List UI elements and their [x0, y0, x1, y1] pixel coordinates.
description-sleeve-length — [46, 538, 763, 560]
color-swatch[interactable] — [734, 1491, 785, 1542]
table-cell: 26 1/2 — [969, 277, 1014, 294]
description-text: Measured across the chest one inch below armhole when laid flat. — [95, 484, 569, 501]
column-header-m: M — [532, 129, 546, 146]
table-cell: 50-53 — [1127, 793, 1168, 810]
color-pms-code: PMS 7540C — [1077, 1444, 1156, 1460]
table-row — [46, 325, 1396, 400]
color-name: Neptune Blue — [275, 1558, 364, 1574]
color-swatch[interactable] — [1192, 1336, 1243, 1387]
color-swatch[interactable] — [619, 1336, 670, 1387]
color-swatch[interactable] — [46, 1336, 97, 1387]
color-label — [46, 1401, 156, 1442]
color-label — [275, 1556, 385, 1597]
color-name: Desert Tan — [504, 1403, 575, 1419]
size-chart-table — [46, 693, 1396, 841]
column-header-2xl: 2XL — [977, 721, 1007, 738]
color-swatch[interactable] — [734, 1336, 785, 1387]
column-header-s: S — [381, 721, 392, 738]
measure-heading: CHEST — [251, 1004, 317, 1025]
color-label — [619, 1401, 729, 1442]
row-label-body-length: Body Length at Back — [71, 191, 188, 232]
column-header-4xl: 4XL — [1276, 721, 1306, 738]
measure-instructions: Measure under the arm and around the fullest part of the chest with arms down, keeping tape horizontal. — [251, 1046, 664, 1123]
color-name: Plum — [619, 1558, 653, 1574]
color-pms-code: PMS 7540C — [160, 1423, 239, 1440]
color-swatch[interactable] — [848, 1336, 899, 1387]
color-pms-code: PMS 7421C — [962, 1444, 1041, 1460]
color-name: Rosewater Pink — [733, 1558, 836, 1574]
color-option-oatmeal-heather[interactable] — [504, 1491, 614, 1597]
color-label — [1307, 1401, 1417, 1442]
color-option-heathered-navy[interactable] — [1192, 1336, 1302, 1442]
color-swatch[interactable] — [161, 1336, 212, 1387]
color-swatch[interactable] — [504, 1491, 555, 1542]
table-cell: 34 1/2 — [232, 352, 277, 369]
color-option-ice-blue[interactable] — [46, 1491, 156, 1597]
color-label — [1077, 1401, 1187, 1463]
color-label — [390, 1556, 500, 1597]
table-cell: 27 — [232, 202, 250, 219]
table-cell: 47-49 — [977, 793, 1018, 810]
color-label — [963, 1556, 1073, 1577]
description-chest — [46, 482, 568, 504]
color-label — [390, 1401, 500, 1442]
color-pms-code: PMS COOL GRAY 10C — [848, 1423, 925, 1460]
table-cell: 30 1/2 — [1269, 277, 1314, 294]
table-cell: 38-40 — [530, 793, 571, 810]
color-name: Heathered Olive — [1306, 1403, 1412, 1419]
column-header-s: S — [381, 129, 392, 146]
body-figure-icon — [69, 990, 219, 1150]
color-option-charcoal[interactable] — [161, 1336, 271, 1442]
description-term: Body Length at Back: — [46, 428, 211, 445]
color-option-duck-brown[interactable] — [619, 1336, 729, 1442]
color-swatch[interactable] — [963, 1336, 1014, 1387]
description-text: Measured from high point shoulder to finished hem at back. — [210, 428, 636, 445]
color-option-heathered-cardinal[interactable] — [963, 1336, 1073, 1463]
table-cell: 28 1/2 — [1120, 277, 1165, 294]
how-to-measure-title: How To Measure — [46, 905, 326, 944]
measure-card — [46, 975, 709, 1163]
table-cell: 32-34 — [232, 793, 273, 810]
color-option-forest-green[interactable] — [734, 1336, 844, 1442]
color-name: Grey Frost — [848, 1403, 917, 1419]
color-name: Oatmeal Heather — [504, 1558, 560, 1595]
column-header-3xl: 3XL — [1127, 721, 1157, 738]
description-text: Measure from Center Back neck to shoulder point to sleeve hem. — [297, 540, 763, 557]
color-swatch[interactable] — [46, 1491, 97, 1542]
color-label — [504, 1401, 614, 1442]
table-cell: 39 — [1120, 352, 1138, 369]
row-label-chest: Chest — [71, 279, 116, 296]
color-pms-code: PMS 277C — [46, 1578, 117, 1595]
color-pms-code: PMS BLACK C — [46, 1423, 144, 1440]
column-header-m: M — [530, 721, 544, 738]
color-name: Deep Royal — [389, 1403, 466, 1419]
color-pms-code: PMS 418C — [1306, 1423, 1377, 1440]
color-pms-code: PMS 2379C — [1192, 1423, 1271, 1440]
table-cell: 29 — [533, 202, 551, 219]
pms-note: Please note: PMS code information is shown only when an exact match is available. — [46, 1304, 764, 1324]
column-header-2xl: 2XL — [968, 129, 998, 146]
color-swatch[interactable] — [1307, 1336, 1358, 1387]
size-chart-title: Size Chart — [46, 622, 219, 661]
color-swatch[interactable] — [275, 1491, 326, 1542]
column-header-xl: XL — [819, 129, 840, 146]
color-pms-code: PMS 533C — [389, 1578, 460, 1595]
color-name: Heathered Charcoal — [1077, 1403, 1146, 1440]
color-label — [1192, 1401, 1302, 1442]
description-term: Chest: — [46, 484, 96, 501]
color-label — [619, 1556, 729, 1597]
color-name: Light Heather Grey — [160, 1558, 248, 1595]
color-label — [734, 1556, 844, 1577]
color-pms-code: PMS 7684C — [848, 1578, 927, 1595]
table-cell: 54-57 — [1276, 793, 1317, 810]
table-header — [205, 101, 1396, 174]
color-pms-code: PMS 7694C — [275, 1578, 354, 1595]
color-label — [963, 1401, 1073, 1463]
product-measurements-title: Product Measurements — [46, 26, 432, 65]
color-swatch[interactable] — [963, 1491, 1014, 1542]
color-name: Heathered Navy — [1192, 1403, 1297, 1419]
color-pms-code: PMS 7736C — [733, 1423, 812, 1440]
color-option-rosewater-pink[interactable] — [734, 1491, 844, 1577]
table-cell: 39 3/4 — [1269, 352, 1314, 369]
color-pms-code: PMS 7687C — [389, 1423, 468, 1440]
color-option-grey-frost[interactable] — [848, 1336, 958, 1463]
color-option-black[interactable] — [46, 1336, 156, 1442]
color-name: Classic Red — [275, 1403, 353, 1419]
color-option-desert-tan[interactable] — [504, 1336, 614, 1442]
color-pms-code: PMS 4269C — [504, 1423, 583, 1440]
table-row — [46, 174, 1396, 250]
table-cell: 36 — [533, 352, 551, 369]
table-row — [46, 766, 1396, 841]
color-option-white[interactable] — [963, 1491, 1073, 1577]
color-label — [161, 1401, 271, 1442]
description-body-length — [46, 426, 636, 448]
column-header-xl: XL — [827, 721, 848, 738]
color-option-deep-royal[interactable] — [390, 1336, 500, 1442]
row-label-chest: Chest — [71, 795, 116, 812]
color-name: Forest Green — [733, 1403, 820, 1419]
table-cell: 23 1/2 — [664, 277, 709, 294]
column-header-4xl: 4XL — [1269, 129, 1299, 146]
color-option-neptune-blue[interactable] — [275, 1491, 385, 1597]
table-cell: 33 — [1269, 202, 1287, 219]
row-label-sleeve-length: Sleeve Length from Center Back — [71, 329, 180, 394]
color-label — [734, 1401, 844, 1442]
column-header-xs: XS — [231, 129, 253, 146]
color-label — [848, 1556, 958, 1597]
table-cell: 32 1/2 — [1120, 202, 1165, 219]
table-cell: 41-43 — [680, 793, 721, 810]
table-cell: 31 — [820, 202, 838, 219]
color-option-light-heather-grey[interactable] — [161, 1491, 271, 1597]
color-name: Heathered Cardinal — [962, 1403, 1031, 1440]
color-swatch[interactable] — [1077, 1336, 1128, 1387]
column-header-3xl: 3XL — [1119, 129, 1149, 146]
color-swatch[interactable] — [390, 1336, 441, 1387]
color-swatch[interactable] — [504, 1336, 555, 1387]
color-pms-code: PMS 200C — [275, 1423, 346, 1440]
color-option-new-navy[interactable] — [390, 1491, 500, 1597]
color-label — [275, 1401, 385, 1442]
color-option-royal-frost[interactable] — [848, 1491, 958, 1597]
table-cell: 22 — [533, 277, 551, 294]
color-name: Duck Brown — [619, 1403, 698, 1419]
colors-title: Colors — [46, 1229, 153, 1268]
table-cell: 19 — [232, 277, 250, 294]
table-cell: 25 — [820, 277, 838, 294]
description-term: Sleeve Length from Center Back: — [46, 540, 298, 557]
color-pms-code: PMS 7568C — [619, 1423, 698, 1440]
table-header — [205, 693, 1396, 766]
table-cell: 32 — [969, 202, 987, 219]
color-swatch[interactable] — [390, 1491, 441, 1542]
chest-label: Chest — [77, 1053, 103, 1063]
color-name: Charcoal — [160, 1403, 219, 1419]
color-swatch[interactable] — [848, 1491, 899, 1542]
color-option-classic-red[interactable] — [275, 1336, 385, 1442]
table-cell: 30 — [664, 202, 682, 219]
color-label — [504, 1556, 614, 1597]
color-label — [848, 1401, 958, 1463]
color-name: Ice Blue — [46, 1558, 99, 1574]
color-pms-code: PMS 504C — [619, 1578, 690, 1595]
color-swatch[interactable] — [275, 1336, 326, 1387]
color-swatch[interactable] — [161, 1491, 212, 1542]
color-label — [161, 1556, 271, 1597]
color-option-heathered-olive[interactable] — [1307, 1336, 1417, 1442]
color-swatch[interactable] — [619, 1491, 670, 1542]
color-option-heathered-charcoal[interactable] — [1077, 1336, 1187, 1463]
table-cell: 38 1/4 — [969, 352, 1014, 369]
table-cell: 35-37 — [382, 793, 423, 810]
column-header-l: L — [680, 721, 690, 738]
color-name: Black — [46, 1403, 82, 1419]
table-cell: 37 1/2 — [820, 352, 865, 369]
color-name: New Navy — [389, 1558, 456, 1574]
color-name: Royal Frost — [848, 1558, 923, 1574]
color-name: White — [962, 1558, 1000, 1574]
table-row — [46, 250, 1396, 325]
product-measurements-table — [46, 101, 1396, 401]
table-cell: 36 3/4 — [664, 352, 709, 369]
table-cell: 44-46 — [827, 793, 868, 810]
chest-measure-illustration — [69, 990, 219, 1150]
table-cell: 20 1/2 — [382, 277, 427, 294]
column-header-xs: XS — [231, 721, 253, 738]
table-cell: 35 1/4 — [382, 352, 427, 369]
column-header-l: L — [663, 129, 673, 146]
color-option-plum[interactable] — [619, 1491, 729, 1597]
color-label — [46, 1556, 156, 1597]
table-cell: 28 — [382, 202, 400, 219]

#####

[Aim of the task] Locate each line in the listing above that contains the string "chart" and copy it out. Uppercase and lowercase letters count as different.

[Exercise result]
size-chart-table — [46, 693, 1396, 841]
size-chart-title: Size Chart — [46, 622, 219, 661]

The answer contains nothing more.